— INPUT DATA —
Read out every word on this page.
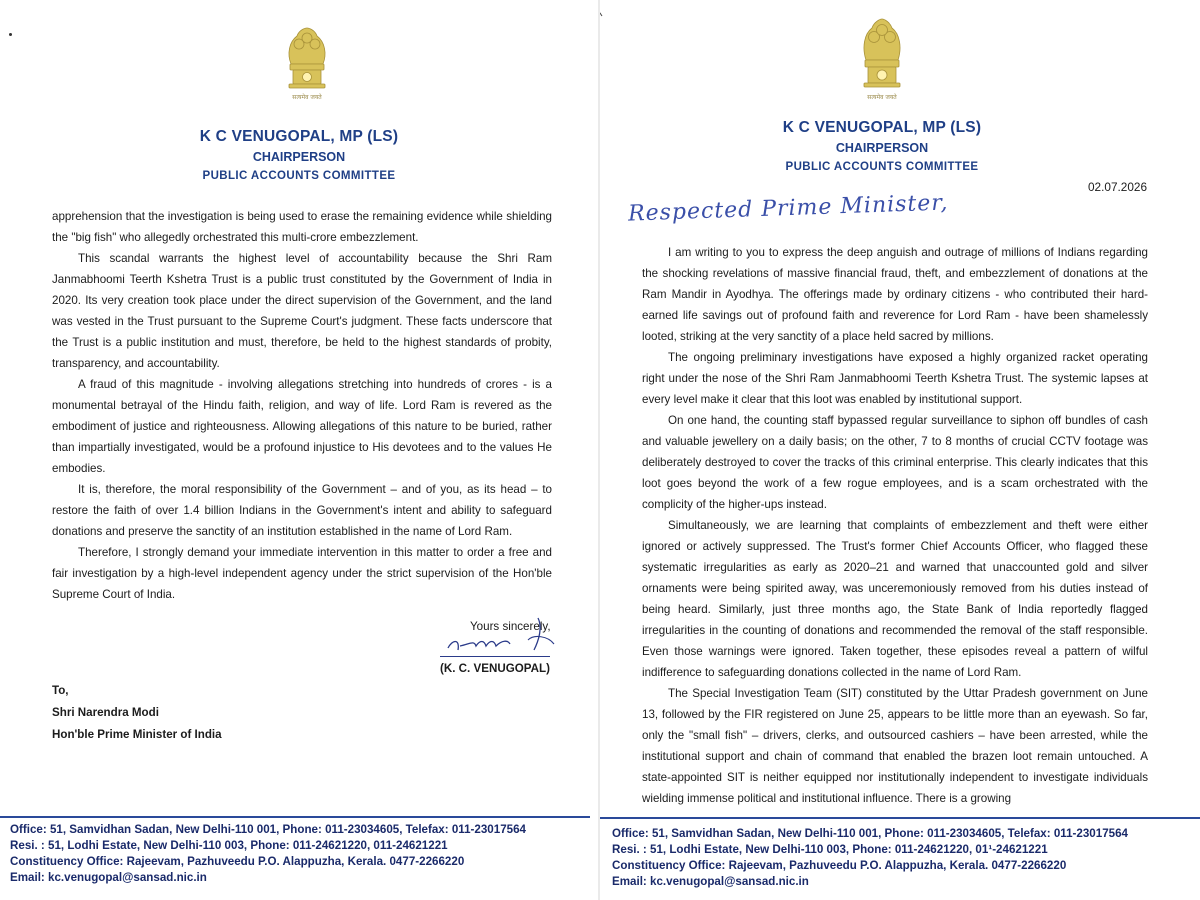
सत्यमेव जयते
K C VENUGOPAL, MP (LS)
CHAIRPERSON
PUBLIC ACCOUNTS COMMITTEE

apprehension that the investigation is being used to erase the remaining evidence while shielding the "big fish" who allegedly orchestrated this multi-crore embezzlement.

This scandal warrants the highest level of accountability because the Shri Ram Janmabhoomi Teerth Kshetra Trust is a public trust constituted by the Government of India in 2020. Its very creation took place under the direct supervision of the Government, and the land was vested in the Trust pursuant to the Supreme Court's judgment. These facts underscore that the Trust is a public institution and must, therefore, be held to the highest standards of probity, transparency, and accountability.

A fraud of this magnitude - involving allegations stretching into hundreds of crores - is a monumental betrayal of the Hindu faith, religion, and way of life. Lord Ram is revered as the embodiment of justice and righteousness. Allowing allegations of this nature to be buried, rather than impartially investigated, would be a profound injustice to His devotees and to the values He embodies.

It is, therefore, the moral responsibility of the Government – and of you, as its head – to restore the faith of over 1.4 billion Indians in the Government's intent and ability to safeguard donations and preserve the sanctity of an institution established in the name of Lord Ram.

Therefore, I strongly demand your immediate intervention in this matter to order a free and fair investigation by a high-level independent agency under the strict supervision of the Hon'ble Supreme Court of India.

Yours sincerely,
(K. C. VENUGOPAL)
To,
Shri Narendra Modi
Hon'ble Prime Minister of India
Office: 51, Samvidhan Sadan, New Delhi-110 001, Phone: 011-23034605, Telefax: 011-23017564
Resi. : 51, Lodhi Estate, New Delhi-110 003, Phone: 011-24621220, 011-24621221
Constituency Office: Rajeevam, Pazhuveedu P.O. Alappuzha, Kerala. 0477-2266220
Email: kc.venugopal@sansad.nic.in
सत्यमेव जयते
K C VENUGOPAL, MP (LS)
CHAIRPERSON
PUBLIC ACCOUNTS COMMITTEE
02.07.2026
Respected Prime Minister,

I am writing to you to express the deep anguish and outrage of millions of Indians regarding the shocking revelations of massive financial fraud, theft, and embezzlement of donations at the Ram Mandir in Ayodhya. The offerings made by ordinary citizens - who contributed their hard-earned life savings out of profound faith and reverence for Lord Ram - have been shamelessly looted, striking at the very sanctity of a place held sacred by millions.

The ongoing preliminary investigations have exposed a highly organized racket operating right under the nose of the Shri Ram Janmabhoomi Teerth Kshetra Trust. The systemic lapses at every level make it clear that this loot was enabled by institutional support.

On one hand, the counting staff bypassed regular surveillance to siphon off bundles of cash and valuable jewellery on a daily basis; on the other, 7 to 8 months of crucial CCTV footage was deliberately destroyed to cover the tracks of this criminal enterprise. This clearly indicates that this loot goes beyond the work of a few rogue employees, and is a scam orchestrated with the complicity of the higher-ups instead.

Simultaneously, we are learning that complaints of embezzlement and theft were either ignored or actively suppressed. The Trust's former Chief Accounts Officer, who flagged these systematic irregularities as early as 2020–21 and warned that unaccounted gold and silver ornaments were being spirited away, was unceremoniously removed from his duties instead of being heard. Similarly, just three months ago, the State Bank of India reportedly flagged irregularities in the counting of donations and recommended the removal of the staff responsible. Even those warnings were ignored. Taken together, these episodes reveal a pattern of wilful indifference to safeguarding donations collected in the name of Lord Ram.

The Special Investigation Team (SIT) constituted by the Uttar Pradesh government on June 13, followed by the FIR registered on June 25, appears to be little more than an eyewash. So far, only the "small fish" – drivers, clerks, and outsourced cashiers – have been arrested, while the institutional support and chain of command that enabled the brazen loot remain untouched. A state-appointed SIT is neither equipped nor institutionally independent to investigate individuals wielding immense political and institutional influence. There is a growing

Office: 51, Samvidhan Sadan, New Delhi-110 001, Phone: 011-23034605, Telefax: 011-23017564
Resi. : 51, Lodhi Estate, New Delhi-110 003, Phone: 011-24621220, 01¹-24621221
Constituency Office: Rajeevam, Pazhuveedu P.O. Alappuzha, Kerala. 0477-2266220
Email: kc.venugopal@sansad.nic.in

---

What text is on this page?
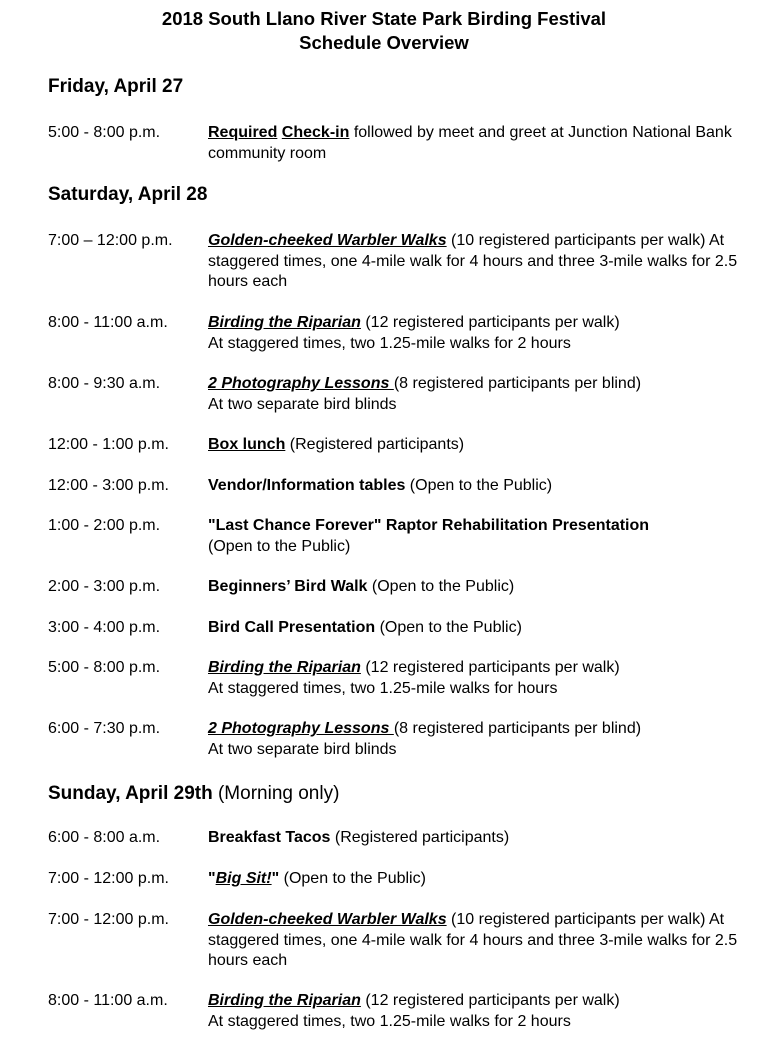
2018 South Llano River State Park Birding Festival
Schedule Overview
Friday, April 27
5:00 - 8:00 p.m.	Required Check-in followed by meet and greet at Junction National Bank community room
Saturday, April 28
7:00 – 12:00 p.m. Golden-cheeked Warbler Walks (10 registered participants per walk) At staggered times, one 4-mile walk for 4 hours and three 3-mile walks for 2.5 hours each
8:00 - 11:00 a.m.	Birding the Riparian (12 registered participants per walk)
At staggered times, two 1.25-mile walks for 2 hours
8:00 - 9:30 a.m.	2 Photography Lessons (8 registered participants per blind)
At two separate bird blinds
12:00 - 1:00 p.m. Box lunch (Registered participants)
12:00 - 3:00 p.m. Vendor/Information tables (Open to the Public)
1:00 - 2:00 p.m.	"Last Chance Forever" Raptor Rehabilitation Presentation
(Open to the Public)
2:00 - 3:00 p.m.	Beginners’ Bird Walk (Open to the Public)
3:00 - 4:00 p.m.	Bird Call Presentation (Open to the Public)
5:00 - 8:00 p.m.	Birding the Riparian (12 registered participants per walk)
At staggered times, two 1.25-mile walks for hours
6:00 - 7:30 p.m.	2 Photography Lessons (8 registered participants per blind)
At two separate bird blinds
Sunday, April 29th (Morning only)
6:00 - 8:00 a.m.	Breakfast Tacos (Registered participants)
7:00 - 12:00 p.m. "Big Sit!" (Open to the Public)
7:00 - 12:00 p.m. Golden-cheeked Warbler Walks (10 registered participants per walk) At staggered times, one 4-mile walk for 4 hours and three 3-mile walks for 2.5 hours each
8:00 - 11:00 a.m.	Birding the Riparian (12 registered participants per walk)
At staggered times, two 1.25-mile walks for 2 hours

— TASK DETAILS —
Isolate the lines that hold the word "Lessons" and copy all of them.

— RESPONSE TO THIS TASK —
8:00 - 9:30 a.m.	2 Photography Lessons (8 registered participants per blind)
6:00 - 7:30 p.m.	2 Photography Lessons (8 registered participants per blind)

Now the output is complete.